═════ RECORDS TO USE ═════

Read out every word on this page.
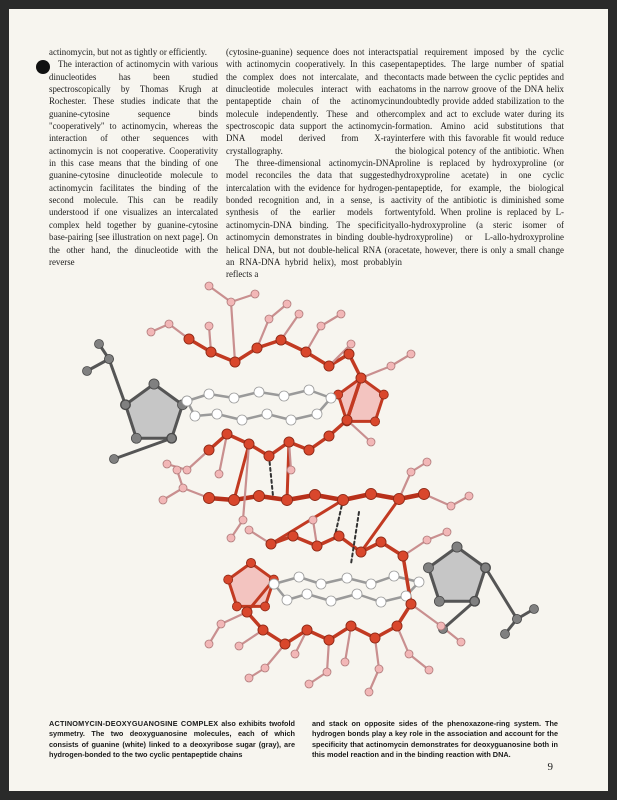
actinomycin, but not as tightly or efficiently.

The interaction of actinomycin with various dinucleotides has been studied spectroscopically by Thomas Krugh at Rochester. These studies indicate that the guanine-cytosine sequence binds "cooperatively" to actinomycin, whereas the interaction of other sequences with actinomycin is not cooperative. Cooperativity in this case means that the binding of one guanine-cytosine dinucleotide molecule to actinomycin facilitates the binding of the second molecule. This can be readily understood if one visualizes an intercalated complex held together by guanine-cytosine base-pairing [see illustration on next page]. On the other hand, the dinucleotide with the reverse

(cytosine-guanine) sequence does not interact with actinomycin cooperatively. In this case the complex does not intercalate, and the dinucleotide molecules interact with each pentapeptide chain of the actinomycin molecule independently. These and other spectroscopic data support the actinomycin-DNA model derived from X-ray crystallography.

The three-dimensional actinomycin-DNA model reconciles the data that suggested intercalation with the evidence for hydrogen-bonded recognition and, in a sense, is a synthesis of the earlier models for actinomycin-DNA binding. The specificity actinomycin demonstrates in binding double-helical DNA, but not double-helical RNA (or an RNA-DNA hybrid helix), most probably reflects a

spatial requirement imposed by the cyclic pentapeptides. The large number of spatial contacts made between the cyclic peptides and atoms in the narrow groove of the DNA helix undoubtedly provide added stabilization to the complex and act to exclude water during its formation. Amino acid substitutions that interfere with this favorable fit would reduce the biological potency of the antibiotic. When proline is replaced by hydroxyproline (or hydroxyproline acetate) in one cyclic pentapeptide, for example, the biological activity of the antibiotic is diminished some twentyfold. When proline is replaced by L-allo-hydroxyproline (a steric isomer of hydroxyproline) or L-allo-hydroxyproline acetate, however, there is only a small change in

ACTINOMYCIN-DEOXYGUANOSINE COMPLEX also exhibits twofold symmetry. The two deoxyguanosine molecules, each of which consists of guanine (white) linked to a deoxyribose sugar (gray), are hydrogen-bonded to the two cyclic pentapeptide chains
and stack on opposite sides of the phenoxazone-ring system. The hydrogen bonds play a key role in the association and account for the specificity that actinomycin demonstrates for deoxyguanosine both in this model reaction and in the binding reaction with DNA.
9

═════

Gather from the records above every line containing the string "page".

Read out every word on this page.
The interaction of actinomycin with various dinucleotides has been studied spectroscopically by Thomas Krugh at Rochester. These studies indicate that the guanine-cytosine sequence binds "cooperatively" to actinomycin, whereas the interaction of other sequences with actinomycin is not cooperative. Cooperativity in this case means that the binding of one guanine-cytosine dinucleotide molecule to actinomycin facilitates the binding of the second molecule. This can be readily understood if one visualizes an intercalated complex held together by guanine-cytosine base-pairing [see illustration on next page]. On the other hand, the dinucleotide with the reverse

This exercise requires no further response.